- _Set task_: In the records that follow, show each line where the word "page" is present.

━━━━━━

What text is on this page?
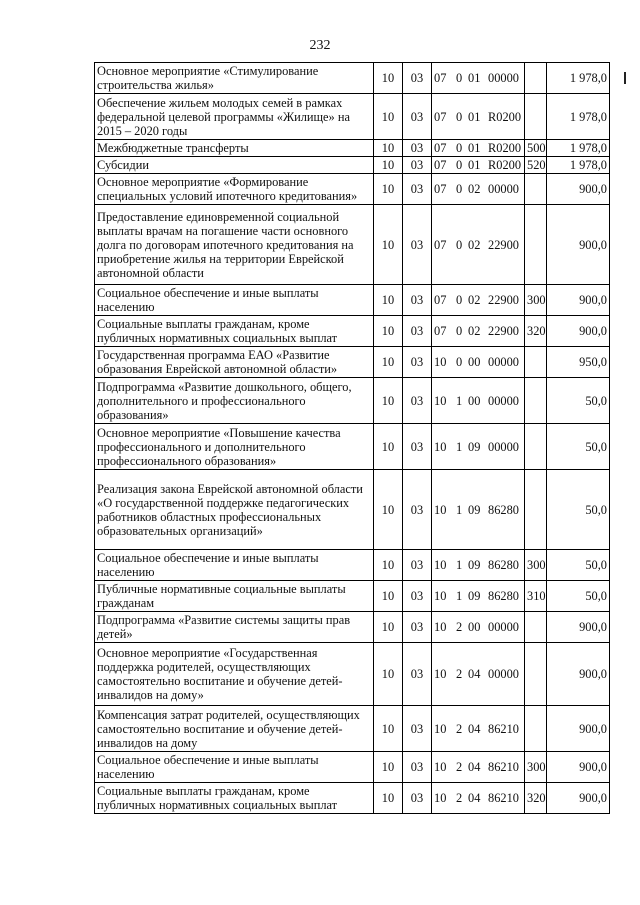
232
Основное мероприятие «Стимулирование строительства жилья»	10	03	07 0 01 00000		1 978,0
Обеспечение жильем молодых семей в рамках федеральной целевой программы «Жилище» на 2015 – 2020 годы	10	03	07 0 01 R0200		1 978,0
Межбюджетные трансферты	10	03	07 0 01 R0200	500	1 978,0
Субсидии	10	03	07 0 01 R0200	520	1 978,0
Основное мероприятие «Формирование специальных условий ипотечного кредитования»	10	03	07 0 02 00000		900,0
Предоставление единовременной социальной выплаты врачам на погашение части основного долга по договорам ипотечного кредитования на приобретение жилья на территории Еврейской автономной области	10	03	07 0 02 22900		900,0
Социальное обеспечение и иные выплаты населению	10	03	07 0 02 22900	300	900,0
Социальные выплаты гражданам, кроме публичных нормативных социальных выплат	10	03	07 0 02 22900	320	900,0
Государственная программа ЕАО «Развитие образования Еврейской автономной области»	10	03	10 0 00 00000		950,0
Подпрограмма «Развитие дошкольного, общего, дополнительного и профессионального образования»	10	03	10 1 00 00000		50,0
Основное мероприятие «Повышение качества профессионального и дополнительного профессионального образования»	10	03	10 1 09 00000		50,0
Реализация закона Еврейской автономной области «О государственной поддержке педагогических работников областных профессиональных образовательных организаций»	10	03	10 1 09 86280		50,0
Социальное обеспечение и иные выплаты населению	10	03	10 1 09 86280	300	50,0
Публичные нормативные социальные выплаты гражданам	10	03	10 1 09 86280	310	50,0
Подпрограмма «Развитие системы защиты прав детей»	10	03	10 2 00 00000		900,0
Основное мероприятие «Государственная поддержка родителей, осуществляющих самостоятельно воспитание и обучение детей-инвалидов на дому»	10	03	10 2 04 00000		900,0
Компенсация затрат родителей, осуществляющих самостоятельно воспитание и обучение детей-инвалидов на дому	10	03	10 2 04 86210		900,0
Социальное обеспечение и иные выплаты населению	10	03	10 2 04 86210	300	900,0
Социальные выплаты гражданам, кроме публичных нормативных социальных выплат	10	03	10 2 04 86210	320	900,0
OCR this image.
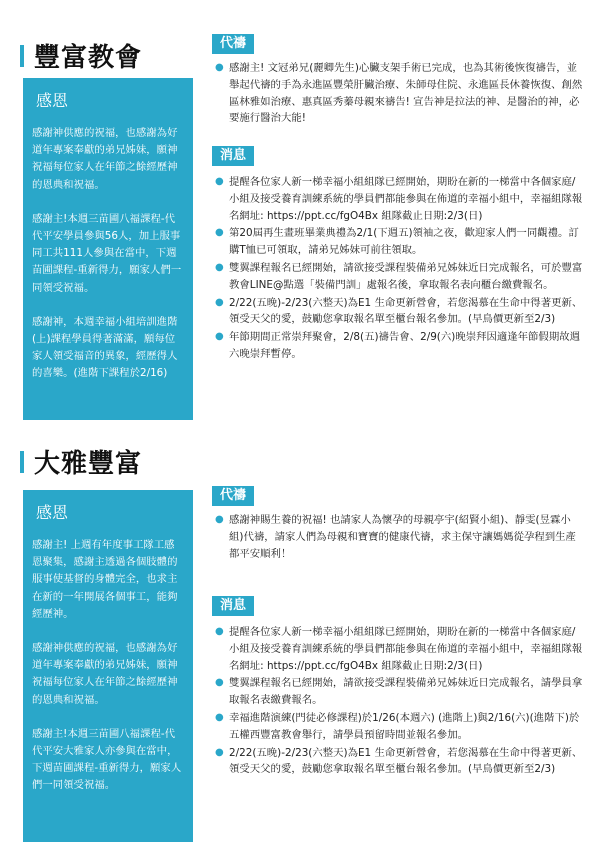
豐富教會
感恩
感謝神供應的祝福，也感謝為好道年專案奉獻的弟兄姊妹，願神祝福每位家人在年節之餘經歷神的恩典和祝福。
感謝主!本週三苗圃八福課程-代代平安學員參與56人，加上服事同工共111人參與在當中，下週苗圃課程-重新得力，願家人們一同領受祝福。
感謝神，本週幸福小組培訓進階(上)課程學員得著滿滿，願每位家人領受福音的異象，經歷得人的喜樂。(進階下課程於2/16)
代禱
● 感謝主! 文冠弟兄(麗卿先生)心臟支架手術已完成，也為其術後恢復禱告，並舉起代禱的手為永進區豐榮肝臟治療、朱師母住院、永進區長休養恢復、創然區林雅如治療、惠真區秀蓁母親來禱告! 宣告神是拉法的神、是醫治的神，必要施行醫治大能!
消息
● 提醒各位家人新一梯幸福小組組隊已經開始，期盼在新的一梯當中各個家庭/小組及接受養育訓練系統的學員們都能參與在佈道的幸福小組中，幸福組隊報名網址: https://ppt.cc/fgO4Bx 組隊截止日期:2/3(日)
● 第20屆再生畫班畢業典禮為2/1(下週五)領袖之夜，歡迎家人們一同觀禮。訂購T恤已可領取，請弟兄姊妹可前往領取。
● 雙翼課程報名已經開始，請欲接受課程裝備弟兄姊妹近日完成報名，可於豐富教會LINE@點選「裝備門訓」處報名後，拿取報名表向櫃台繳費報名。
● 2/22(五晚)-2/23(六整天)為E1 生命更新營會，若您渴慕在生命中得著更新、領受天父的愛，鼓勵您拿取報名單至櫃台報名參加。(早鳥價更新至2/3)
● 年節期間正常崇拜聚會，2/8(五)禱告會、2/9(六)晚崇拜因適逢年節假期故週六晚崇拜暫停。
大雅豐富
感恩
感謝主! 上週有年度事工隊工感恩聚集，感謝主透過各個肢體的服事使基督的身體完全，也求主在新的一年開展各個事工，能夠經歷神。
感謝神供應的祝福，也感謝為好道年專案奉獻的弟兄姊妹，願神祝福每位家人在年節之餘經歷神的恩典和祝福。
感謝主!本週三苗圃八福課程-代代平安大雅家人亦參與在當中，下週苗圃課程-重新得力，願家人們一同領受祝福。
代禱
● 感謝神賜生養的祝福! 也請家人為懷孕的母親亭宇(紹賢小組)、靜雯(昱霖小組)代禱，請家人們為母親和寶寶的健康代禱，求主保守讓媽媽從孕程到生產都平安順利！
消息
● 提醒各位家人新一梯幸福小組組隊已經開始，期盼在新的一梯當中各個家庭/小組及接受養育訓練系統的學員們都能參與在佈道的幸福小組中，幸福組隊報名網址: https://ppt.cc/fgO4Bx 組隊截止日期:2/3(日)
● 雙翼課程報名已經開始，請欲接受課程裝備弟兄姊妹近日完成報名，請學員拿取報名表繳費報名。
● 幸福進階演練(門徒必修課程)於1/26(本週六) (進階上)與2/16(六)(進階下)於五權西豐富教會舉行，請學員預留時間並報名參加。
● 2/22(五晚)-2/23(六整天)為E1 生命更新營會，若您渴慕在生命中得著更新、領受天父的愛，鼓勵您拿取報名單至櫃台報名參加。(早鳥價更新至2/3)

━━━━━━

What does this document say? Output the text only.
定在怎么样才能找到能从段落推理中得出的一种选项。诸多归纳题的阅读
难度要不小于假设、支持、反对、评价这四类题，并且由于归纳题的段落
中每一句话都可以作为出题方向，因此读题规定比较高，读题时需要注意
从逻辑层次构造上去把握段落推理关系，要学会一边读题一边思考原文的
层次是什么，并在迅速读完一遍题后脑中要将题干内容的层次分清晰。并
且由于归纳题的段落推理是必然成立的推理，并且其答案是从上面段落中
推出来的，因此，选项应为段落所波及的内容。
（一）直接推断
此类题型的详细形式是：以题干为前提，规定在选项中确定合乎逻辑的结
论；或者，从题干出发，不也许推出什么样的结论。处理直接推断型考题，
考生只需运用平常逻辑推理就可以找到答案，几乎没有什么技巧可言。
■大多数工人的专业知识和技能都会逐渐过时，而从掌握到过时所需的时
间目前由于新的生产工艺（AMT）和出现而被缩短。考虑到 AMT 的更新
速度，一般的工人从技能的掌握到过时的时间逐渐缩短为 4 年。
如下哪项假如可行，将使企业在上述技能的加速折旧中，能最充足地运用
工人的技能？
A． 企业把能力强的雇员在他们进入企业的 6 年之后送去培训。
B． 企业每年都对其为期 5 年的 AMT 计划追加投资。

━━━━━━

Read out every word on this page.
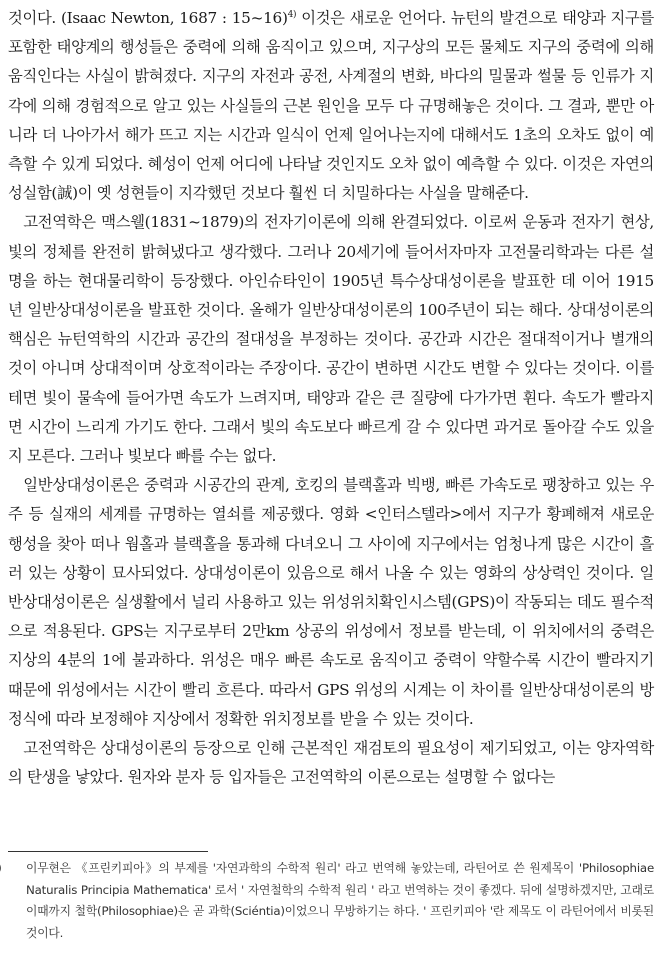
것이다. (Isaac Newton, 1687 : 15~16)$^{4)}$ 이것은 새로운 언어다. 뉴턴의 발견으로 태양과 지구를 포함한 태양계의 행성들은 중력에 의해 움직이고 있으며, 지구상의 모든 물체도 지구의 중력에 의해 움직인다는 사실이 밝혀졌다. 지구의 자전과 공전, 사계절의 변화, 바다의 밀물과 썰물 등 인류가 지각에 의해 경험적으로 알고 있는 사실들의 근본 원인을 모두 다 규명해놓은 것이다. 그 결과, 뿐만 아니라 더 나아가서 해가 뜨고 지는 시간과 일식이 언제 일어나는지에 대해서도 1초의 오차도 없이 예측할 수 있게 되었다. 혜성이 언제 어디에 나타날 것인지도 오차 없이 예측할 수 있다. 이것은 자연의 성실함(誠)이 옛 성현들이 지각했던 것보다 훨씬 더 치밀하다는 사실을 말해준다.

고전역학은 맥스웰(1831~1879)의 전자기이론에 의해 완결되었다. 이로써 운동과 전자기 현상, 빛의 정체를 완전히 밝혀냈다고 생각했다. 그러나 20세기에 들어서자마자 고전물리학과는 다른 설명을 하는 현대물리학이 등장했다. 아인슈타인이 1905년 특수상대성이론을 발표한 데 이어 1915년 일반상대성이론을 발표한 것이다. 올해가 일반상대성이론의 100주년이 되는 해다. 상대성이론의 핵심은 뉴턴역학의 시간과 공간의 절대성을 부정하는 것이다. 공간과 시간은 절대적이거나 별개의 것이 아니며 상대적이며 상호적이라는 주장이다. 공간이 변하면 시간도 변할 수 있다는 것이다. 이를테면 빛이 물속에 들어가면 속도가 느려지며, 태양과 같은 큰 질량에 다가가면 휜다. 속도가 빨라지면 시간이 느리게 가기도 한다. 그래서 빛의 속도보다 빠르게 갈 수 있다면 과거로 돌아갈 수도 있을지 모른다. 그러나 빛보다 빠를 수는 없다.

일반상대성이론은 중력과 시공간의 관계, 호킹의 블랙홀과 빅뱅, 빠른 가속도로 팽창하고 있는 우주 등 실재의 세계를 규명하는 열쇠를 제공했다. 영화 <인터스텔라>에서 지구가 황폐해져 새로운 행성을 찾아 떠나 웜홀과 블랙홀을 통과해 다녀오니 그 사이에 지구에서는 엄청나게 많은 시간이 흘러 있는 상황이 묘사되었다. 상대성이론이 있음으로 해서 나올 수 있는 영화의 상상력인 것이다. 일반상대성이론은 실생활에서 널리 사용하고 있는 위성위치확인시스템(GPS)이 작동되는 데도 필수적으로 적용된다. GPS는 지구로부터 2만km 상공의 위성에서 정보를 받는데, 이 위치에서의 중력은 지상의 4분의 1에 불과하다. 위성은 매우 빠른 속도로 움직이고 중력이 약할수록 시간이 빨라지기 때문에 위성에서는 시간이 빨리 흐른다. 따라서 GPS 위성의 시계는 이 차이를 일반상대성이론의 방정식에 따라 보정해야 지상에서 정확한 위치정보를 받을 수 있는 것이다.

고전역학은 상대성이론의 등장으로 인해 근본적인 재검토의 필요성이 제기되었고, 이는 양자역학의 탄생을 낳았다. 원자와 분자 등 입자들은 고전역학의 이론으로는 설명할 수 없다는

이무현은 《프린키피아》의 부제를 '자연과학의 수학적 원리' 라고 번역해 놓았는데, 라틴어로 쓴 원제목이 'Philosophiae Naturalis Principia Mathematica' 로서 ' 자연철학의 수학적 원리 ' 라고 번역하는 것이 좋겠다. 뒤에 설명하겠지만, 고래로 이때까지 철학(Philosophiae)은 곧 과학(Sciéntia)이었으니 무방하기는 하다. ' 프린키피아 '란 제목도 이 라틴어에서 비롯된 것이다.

━━━━━━

- _Finished answer_:
What text is on this page?
Read out every word on this page.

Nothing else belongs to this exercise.